Retype each line of the material exactly, please, skipping any picture in it.

(Collection entries)
--------------------------------------------------
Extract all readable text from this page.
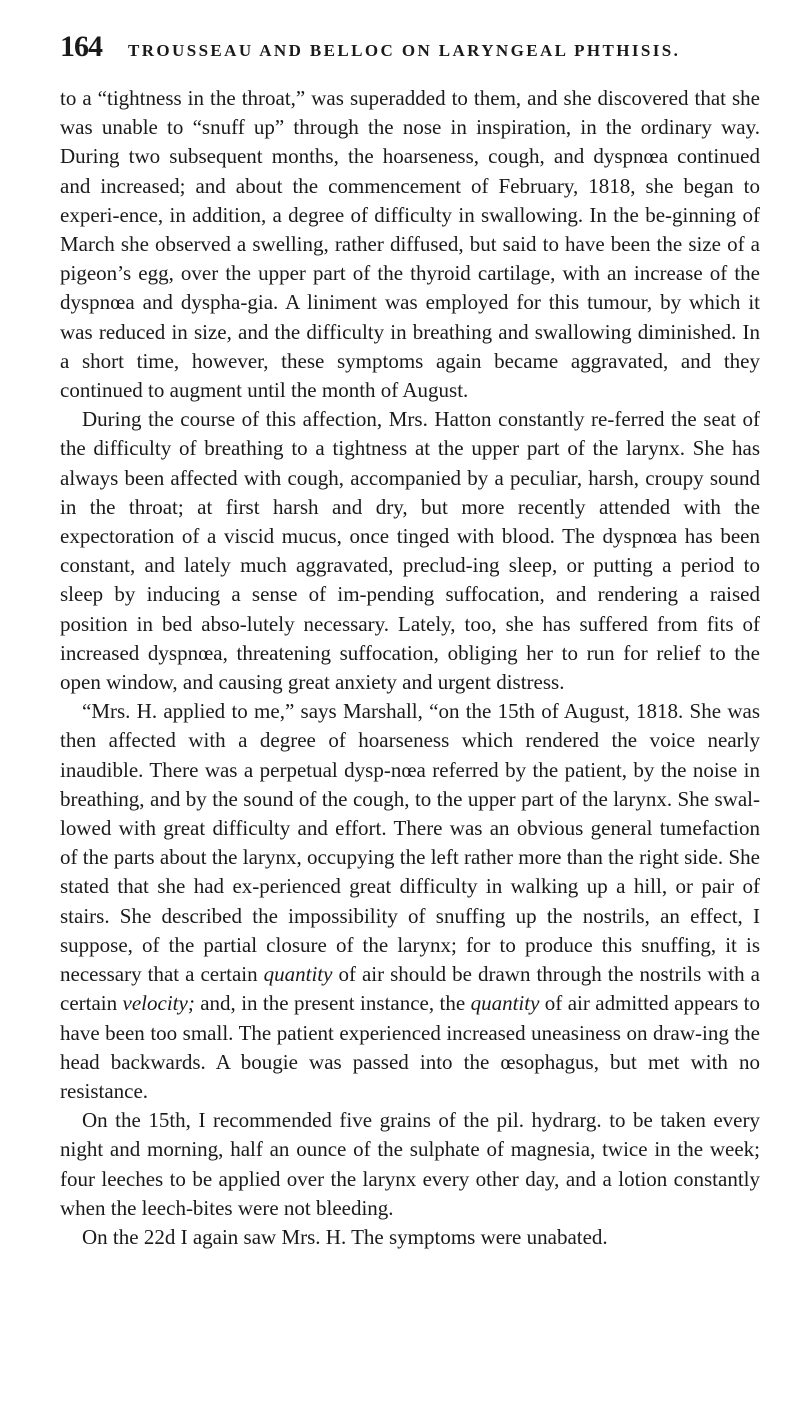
164 TROUSSEAU AND BELLOC ON LARYNGEAL PHTHISIS.

to a “tightness in the throat,” was superadded to them, and she discovered that she was unable to “snuff up” through the nose in inspiration, in the ordinary way. During two subsequent months, the hoarseness, cough, and dyspnœa continued and increased; and about the commencement of February, 1818, she began to experi-ence, in addition, a degree of difficulty in swallowing. In the be-ginning of March she observed a swelling, rather diffused, but said to have been the size of a pigeon’s egg, over the upper part of the thyroid cartilage, with an increase of the dyspnœa and dyspha-gia. A liniment was employed for this tumour, by which it was reduced in size, and the difficulty in breathing and swallowing diminished. In a short time, however, these symptoms again became aggravated, and they continued to augment until the month of August.

During the course of this affection, Mrs. Hatton constantly re-ferred the seat of the difficulty of breathing to a tightness at the upper part of the larynx. She has always been affected with cough, accompanied by a peculiar, harsh, croupy sound in the throat; at first harsh and dry, but more recently attended with the expectoration of a viscid mucus, once tinged with blood. The dyspnœa has been constant, and lately much aggravated, preclud-ing sleep, or putting a period to sleep by inducing a sense of im-pending suffocation, and rendering a raised position in bed abso-lutely necessary. Lately, too, she has suffered from fits of increased dyspnœa, threatening suffocation, obliging her to run for relief to the open window, and causing great anxiety and urgent distress.

“Mrs. H. applied to me,” says Marshall, “on the 15th of August, 1818. She was then affected with a degree of hoarseness which rendered the voice nearly inaudible. There was a perpetual dysp-nœa referred by the patient, by the noise in breathing, and by the sound of the cough, to the upper part of the larynx. She swal-lowed with great difficulty and effort. There was an obvious general tumefaction of the parts about the larynx, occupying the left rather more than the right side. She stated that she had ex-perienced great difficulty in walking up a hill, or pair of stairs. She described the impossibility of snuffing up the nostrils, an effect, I suppose, of the partial closure of the larynx; for to produce this snuffing, it is necessary that a certain quantity of air should be drawn through the nostrils with a certain velocity; and, in the present instance, the quantity of air admitted appears to have been too small. The patient experienced increased uneasiness on draw-ing the head backwards. A bougie was passed into the œsophagus, but met with no resistance.

On the 15th, I recommended five grains of the pil. hydrarg. to be taken every night and morning, half an ounce of the sulphate of magnesia, twice in the week; four leeches to be applied over the larynx every other day, and a lotion constantly when the leech-bites were not bleeding.

On the 22d I again saw Mrs. H. The symptoms were unabated.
--------------------------------------------------
### SOLUTION
Extract all readable text from this page.
164 TROUSSEAU AND BELLOC ON LARYNGEAL PHTHISIS.

to a “tightness in the throat,” was superadded to them, and she discovered that she was unable to “snuff up” through the nose in inspiration, in the ordinary way. During two subsequent months, the hoarseness, cough, and dyspnœa continued and increased; and about the commencement of February, 1818, she began to experi-ence, in addition, a degree of difficulty in swallowing. In the be-ginning of March she observed a swelling, rather diffused, but said to have been the size of a pigeon’s egg, over the upper part of the thyroid cartilage, with an increase of the dyspnœa and dyspha-gia. A liniment was employed for this tumour, by which it was reduced in size, and the difficulty in breathing and swallowing diminished. In a short time, however, these symptoms again became aggravated, and they continued to augment until the month of August.

During the course of this affection, Mrs. Hatton constantly re-ferred the seat of the difficulty of breathing to a tightness at the upper part of the larynx. She has always been affected with cough, accompanied by a peculiar, harsh, croupy sound in the throat; at first harsh and dry, but more recently attended with the expectoration of a viscid mucus, once tinged with blood. The dyspnœa has been constant, and lately much aggravated, preclud-ing sleep, or putting a period to sleep by inducing a sense of im-pending suffocation, and rendering a raised position in bed abso-lutely necessary. Lately, too, she has suffered from fits of increased dyspnœa, threatening suffocation, obliging her to run for relief to the open window, and causing great anxiety and urgent distress.

“Mrs. H. applied to me,” says Marshall, “on the 15th of August, 1818. She was then affected with a degree of hoarseness which rendered the voice nearly inaudible. There was a perpetual dysp-nœa referred by the patient, by the noise in breathing, and by the sound of the cough, to the upper part of the larynx. She swal-lowed with great difficulty and effort. There was an obvious general tumefaction of the parts about the larynx, occupying the left rather more than the right side. She stated that she had ex-perienced great difficulty in walking up a hill, or pair of stairs. She described the impossibility of snuffing up the nostrils, an effect, I suppose, of the partial closure of the larynx; for to produce this snuffing, it is necessary that a certain quantity of air should be drawn through the nostrils with a certain velocity; and, in the present instance, the quantity of air admitted appears to have been too small. The patient experienced increased uneasiness on draw-ing the head backwards. A bougie was passed into the œsophagus, but met with no resistance.

On the 15th, I recommended five grains of the pil. hydrarg. to be taken every night and morning, half an ounce of the sulphate of magnesia, twice in the week; four leeches to be applied over the larynx every other day, and a lotion constantly when the leech-bites were not bleeding.

On the 22d I again saw Mrs. H. The symptoms were unabated.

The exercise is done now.